WORK INSTRUCTIONS:
Transcribe all the records with complete accuracy.

- - - - -

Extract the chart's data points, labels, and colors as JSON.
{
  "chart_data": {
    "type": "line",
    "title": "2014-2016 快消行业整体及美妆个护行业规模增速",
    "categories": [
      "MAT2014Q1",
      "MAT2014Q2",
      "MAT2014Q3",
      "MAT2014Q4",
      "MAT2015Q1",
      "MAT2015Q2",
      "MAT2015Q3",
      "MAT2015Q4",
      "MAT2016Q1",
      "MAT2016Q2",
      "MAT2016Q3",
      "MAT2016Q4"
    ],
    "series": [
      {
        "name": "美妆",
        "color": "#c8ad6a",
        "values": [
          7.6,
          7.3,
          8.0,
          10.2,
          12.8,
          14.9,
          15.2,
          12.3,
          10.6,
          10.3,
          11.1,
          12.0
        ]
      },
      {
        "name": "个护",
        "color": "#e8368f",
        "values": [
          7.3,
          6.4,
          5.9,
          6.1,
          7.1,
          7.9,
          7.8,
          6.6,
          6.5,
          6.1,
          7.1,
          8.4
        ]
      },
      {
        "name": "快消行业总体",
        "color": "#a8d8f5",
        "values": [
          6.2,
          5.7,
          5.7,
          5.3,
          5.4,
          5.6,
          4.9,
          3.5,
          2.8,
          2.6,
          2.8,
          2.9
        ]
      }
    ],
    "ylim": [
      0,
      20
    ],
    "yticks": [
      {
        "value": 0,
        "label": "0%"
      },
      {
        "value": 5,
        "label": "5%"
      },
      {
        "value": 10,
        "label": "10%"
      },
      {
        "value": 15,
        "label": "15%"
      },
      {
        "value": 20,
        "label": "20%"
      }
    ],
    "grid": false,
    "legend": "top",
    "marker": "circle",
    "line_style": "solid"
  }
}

- - - - -

FINISHED ANSWER:
Extract the chart's data points, labels, and colors as JSON.
{
  "chart_data": {
    "type": "line",
    "title": "2014-2016 快消行业整体及美妆个护行业规模增速",
    "categories": [
      "MAT2014Q1",
      "MAT2014Q2",
      "MAT2014Q3",
      "MAT2014Q4",
      "MAT2015Q1",
      "MAT2015Q2",
      "MAT2015Q3",
      "MAT2015Q4",
      "MAT2016Q1",
      "MAT2016Q2",
      "MAT2016Q3",
      "MAT2016Q4"
    ],
    "series": [
      {
        "name": "美妆",
        "color": "#c8ad6a",
        "values": [
          7.6,
          7.3,
          8.0,
          10.2,
          12.8,
          14.9,
          15.2,
          12.3,
          10.6,
          10.3,
          11.1,
          12.0
        ]
      },
      {
        "name": "个护",
        "color": "#e8368f",
        "values": [
          7.3,
          6.4,
          5.9,
          6.1,
          7.1,
          7.9,
          7.8,
          6.6,
          6.5,
          6.1,
          7.1,
          8.4
        ]
      },
      {
        "name": "快消行业总体",
        "color": "#a8d8f5",
        "values": [
          6.2,
          5.7,
          5.7,
          5.3,
          5.4,
          5.6,
          4.9,
          3.5,
          2.8,
          2.6,
          2.8,
          2.9
        ]
      }
    ],
    "ylim": [
      0,
      20
    ],
    "yticks": [
      {
        "value": 0,
        "label": "0%"
      },
      {
        "value": 5,
        "label": "5%"
      },
      {
        "value": 10,
        "label": "10%"
      },
      {
        "value": 15,
        "label": "15%"
      },
      {
        "value": 20,
        "label": "20%"
      }
    ],
    "grid": false,
    "legend": "top",
    "marker": "circle",
    "line_style": "solid"
  }
}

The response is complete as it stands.